───── SEZIONE DEL DOCUMENTO

Dossier ASP: Azienda dis-Servizi alla Persona (in tutta Emilia!)
Dopo i clamorosi casi di Fidenza e Piacenza, che hanno sollevato l’opinione pubblica e che hanno messo in luce i giochi di potere e gli interessi economici sottesi alla commistione fra pubblico e privato nella gestione dei servizi alla persona, ecco che ci si prepara a far naufragare anche i servizi al cittadino del capoluogo di Regione, da sempre fiore all’occhiello del Welfare emiliano-romagnolo e non solo, già in una situazione di grave sofferenza per i tagli alla spesa sociale e l’aumento di situazioni di disagio.
Tutto inizia con la Legge n. 12/2013 di riordino delle forme pubbliche di gestione del sistema dei Servizi Sociali e Socio-sanitari, che prevede l’individuazione di un unico Ente per l’erogazione dei servizi al cittadino, fra i quali l’Azienda dei Servizi alla Persona (ASP) con facoltà, però, anche di:
(Art. 6) “individuare, in ambito distrettuale, una forma pubblica di gestione alternativa a quella dell’ASP, sulla base di motivate ragioni di opportunità e di economicità, comprovata da specifiche valutazioni economiche. […] Nei casi previsti al comma 1, gli enti interessati provvedono all’estinzione delle ASP, con particolare riguardo alle situazioni nelle quali queste versino in condizioni di dissesto finanziario che non ne consentano la prosecuzione delle attività, o risultino prive di idonee dimensioni e di attribuzione di adeguate funzioni e compiti gestionali”.
Nell’ambito di questo quadro normativo, le pubbliche amministrazioni delle principali città emiliano-romagnole hanno progressivamente conferito alle rispettive ASP locali, già esistenti o appositamente istituite, la gestione dei servizi sociali, in ottemperanza alla legge vigente e con l’idea che una gestione imprenditoriale con ricorso al privato sociale potesse abbattere i costi di erogazione dei servizi.

──────────
───── DATI ESTRATTI

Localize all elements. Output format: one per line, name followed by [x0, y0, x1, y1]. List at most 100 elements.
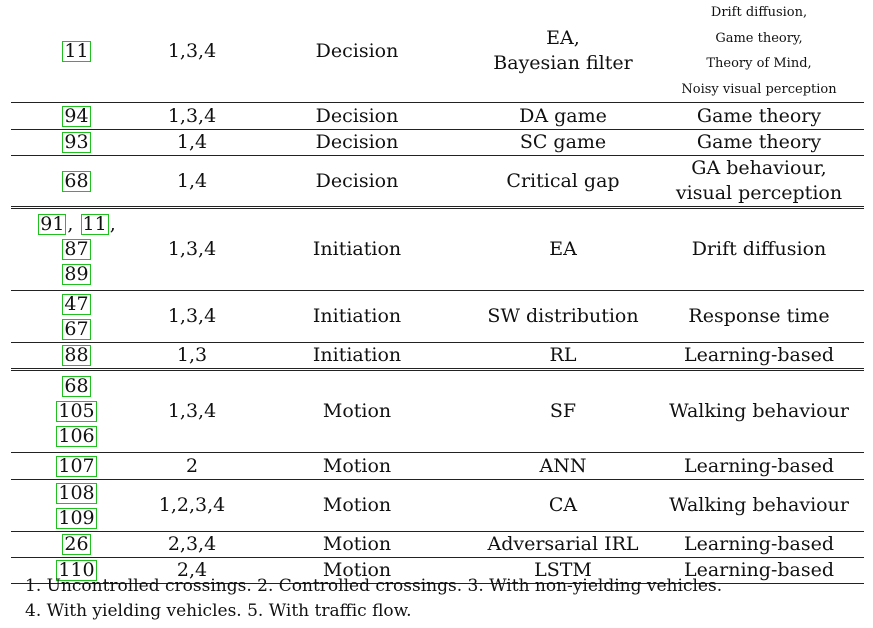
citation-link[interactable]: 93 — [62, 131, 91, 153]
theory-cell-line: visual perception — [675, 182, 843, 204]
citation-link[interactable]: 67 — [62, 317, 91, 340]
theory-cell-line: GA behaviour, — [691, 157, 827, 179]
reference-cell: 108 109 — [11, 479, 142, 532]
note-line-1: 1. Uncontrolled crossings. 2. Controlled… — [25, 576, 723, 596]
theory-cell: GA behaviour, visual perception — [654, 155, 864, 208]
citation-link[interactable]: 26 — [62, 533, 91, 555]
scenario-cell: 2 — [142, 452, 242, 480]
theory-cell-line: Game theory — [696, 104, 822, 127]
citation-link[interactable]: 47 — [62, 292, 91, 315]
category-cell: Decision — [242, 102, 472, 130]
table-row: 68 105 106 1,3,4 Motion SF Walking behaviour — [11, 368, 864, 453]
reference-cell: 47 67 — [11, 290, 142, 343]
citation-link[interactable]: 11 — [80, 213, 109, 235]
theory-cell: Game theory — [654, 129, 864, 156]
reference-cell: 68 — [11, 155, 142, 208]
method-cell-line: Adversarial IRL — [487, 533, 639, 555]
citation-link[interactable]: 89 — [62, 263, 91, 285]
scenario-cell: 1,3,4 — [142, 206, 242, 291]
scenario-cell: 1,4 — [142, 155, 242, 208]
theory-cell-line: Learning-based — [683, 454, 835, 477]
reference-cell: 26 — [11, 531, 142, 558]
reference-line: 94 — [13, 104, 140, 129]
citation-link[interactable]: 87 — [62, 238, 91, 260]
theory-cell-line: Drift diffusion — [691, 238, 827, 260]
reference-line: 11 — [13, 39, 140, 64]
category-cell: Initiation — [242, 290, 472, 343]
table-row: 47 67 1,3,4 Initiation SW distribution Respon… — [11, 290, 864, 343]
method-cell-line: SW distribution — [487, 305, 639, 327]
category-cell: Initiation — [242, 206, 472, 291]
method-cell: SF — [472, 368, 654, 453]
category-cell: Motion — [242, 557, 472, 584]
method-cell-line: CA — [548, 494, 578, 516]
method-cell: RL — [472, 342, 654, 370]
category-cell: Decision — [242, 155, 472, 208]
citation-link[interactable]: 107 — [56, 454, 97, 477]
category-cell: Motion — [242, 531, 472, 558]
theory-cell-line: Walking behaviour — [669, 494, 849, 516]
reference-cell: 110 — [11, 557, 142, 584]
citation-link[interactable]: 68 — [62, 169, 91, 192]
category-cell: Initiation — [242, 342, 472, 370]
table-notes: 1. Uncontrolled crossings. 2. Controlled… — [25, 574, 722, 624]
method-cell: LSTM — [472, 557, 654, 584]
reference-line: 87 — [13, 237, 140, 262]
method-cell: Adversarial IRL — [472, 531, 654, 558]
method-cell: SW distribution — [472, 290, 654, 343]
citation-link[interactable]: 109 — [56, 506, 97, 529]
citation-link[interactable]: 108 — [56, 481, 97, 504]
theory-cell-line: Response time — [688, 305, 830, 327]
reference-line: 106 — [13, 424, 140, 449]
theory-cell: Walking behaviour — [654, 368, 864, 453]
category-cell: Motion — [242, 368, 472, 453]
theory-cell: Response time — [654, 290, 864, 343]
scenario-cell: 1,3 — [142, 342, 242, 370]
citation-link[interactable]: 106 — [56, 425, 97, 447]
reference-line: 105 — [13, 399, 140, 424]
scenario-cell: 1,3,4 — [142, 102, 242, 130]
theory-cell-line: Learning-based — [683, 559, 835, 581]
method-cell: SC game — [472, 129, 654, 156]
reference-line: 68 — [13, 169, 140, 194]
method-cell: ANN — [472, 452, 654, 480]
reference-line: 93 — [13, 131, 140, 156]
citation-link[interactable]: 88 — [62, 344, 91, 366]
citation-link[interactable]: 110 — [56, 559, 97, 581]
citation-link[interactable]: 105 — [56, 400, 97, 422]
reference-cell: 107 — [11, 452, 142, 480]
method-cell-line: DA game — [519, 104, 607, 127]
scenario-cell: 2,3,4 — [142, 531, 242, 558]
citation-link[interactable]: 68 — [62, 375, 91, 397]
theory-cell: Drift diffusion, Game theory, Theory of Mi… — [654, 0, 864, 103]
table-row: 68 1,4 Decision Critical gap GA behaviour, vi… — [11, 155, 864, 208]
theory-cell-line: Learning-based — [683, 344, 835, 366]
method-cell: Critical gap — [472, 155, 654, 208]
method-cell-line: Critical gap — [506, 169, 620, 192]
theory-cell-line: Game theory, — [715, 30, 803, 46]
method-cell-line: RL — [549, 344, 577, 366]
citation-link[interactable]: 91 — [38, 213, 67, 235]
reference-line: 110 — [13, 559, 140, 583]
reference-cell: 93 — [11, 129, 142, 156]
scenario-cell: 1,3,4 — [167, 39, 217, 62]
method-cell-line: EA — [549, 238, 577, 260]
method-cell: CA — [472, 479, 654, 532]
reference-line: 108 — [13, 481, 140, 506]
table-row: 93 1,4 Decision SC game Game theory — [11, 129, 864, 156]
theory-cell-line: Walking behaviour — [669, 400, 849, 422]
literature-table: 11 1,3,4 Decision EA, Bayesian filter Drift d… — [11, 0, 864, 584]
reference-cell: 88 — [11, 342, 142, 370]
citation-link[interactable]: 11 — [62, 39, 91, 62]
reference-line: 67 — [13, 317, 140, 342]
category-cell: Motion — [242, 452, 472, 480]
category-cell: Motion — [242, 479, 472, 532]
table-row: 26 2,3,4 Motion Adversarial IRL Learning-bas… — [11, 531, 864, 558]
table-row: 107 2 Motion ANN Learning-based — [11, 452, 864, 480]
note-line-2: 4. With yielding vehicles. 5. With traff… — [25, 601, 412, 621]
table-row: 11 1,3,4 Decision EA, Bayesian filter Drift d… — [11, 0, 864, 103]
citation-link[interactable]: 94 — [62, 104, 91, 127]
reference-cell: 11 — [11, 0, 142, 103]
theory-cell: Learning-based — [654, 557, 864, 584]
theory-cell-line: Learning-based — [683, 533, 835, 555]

──────────

[OBIETTIVO] Per favore, continua il dossier sulle Aziende di Servizi alla Persona in Emilia-Romagna, partendo subito dopo la sua ultima frase.

[RISPOSTA CORRETTA]
A distanza di pochi anni, nella Regione Emilia-Romagna succede questo…
Nel distretto di FIDENZA l’amministrazione comunale, affidando la gestione dei servizi alla persona ad ASP, ha preventivamente commissionato all’Azienda uno studio di fattibilità nell’ipotesi di internalizzazione o esternalizzazione dei servizi da erogare.
I risultati dello studio evidenziavano come l’internalizzazione completa di gestione ed erogazione dei servizi, attraverso i propri dipendenti senza ricorrere al libero mercato, risultasse la scelta migliore e più razionale, sia dal punto di vista gestionale che da quello economico, nonché, per quanto riguardava la salvaguardia dei diritti dei lavoratori.
Inizialmente l’ASP Distretto di Fidenza ha scelto la strada più logica di seguire le risultanze dello studio, successivamente, in conseguenza di alcuni cambi di maggioranza nei Comuni soci dell’ASP e con le ultime elezioni amministrative, si è completamente invertita la rotta e si è esternalizzato il 59% di servizi prima a gestione diretta dell’Azienda.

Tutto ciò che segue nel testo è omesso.